Your task
Extract every line from the records below that contains the word "Настройки".

Records provided
+++
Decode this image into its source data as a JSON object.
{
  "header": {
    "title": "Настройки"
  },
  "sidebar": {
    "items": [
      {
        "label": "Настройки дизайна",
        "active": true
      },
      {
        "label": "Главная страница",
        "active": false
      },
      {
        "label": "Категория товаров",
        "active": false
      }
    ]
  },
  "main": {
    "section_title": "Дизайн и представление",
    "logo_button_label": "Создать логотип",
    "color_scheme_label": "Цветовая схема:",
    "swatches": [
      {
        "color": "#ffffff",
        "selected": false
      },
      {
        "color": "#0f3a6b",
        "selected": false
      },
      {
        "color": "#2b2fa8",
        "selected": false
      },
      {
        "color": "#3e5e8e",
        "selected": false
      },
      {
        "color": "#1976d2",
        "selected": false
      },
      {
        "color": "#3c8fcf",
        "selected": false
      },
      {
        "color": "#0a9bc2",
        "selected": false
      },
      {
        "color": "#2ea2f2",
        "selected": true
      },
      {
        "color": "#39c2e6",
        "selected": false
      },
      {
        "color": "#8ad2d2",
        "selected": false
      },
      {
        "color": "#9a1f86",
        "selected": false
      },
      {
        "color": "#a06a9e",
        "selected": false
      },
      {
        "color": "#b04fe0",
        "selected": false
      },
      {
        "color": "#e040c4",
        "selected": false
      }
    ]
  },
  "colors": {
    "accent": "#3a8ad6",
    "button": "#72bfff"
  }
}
+++
Finished exercise
    "title": "Настройки"
        "label": "Настройки дизайна",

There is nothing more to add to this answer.